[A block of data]
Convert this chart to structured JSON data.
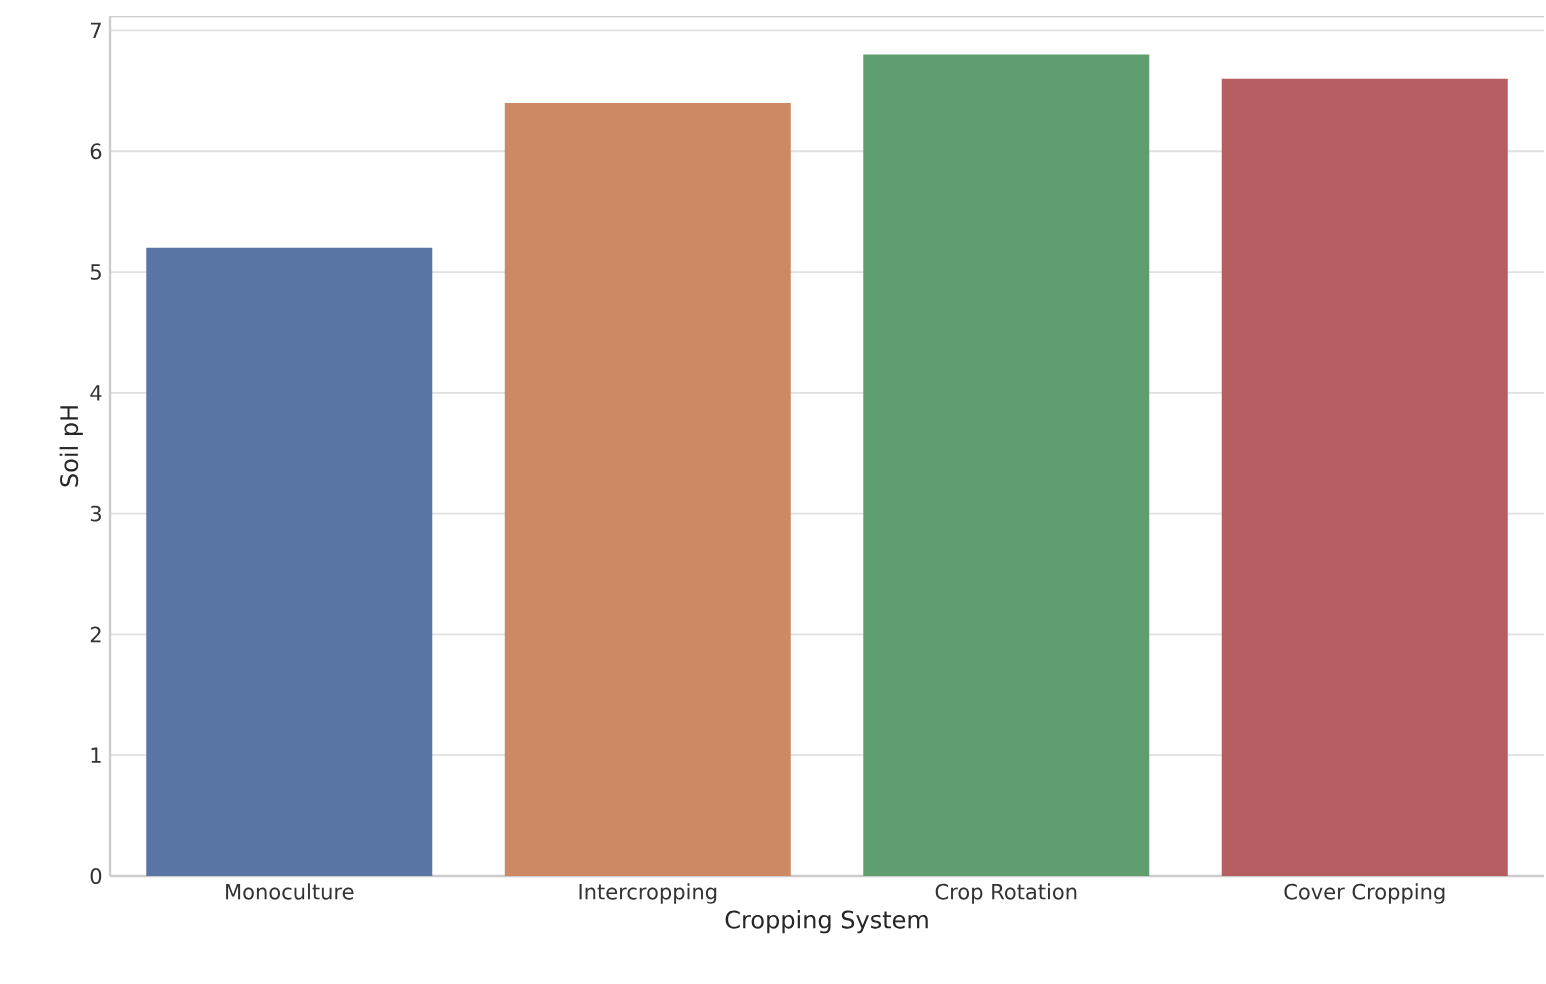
{
  "chart_data": {
    "type": "bar",
    "xlabel": "Cropping System",
    "ylabel": "Soil pH",
    "categories": [
      "Monoculture",
      "Intercropping",
      "Crop Rotation",
      "Cover Cropping"
    ],
    "values": [
      5.2,
      6.4,
      6.8,
      6.6
    ],
    "colors": [
      "#5875a4",
      "#cc8963",
      "#5f9e6e",
      "#b55d60"
    ],
    "ylim": [
      0,
      7.12
    ],
    "yticks": [
      0,
      1,
      2,
      3,
      4,
      5,
      6,
      7
    ],
    "grid": "y"
  }
}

SHORT EXERCISE:
From the data above, write out everything exactly except the pictures.

SOLUTION TO THE EXERCISE:
Convert this chart to structured JSON data.
{
  "chart_data": {
    "type": "bar",
    "xlabel": "Cropping System",
    "ylabel": "Soil pH",
    "categories": [
      "Monoculture",
      "Intercropping",
      "Crop Rotation",
      "Cover Cropping"
    ],
    "values": [
      5.2,
      6.4,
      6.8,
      6.6
    ],
    "colors": [
      "#5875a4",
      "#cc8963",
      "#5f9e6e",
      "#b55d60"
    ],
    "ylim": [
      0,
      7.12
    ],
    "yticks": [
      0,
      1,
      2,
      3,
      4,
      5,
      6,
      7
    ],
    "grid": "y"
  }
}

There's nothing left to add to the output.